[start of Supplied records]

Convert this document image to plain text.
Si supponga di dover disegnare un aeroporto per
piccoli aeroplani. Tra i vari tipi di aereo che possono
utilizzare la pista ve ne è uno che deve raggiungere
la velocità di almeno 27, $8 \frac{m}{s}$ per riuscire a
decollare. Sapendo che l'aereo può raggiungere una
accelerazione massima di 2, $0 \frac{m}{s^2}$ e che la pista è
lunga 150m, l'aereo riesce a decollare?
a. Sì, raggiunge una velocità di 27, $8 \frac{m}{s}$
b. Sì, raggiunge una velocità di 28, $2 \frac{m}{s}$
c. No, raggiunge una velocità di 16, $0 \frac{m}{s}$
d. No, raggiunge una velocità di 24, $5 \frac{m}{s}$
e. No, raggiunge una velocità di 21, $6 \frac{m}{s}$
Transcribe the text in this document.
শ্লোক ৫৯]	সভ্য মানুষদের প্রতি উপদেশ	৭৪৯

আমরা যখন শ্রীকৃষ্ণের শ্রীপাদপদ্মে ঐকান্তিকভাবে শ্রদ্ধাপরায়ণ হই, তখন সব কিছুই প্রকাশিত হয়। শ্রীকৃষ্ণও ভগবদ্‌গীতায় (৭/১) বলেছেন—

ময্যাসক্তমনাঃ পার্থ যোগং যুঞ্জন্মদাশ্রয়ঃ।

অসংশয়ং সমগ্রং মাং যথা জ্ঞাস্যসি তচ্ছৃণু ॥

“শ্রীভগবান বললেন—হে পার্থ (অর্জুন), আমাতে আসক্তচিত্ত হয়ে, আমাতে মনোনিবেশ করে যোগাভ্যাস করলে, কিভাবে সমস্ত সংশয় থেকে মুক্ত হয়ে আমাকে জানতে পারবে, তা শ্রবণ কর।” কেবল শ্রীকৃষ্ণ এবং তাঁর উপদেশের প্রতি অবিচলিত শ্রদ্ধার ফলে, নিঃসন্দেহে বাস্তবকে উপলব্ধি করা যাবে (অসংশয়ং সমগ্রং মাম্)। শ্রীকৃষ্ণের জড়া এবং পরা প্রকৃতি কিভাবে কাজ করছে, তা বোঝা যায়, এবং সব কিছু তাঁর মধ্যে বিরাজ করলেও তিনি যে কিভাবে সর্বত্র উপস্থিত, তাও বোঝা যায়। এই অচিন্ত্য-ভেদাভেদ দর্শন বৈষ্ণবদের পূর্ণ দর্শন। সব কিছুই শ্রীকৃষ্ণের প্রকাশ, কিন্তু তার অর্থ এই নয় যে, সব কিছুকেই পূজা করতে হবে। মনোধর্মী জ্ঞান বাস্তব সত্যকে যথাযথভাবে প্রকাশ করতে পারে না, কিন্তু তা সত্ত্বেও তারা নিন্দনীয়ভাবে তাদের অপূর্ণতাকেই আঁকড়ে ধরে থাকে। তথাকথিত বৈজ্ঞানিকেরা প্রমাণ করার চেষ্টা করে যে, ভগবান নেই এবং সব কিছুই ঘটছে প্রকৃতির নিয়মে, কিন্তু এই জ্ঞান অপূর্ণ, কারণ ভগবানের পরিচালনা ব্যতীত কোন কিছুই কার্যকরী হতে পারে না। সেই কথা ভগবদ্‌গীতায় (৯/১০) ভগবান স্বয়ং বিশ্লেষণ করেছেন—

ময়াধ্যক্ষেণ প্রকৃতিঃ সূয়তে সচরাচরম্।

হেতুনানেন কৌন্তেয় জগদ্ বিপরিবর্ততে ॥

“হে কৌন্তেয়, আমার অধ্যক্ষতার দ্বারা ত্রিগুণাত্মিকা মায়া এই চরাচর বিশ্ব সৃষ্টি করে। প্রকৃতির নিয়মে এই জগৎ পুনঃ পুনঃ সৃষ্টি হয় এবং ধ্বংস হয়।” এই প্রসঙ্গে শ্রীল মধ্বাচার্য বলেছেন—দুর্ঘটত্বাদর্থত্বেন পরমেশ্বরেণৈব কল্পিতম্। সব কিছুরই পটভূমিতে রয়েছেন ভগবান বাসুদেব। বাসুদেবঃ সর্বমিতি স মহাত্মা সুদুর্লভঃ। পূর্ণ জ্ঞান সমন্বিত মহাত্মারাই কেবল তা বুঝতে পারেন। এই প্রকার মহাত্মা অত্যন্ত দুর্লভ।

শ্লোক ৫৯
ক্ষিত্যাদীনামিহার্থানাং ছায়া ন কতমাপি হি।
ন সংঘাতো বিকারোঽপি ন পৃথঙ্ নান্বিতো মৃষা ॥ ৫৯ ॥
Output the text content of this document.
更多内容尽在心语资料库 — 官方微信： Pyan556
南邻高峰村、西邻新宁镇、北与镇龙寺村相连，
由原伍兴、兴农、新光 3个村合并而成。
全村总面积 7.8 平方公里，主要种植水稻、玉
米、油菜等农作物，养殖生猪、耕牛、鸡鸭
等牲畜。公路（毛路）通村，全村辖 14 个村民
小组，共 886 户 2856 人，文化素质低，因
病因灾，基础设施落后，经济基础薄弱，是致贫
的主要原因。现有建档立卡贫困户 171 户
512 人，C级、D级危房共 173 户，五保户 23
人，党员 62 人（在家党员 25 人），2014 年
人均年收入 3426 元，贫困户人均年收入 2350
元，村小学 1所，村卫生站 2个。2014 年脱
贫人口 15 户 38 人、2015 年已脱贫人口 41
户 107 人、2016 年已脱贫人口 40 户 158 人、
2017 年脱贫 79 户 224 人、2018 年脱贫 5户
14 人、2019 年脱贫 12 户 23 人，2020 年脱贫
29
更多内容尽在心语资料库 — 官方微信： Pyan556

[end of Supplied records]

▶ Given exercise:
Take each line containing the string "text" and copy it out.

▶ Output of the exercise:
Convert this document image to plain text.
Transcribe the text in this document.
Output the text content of this document.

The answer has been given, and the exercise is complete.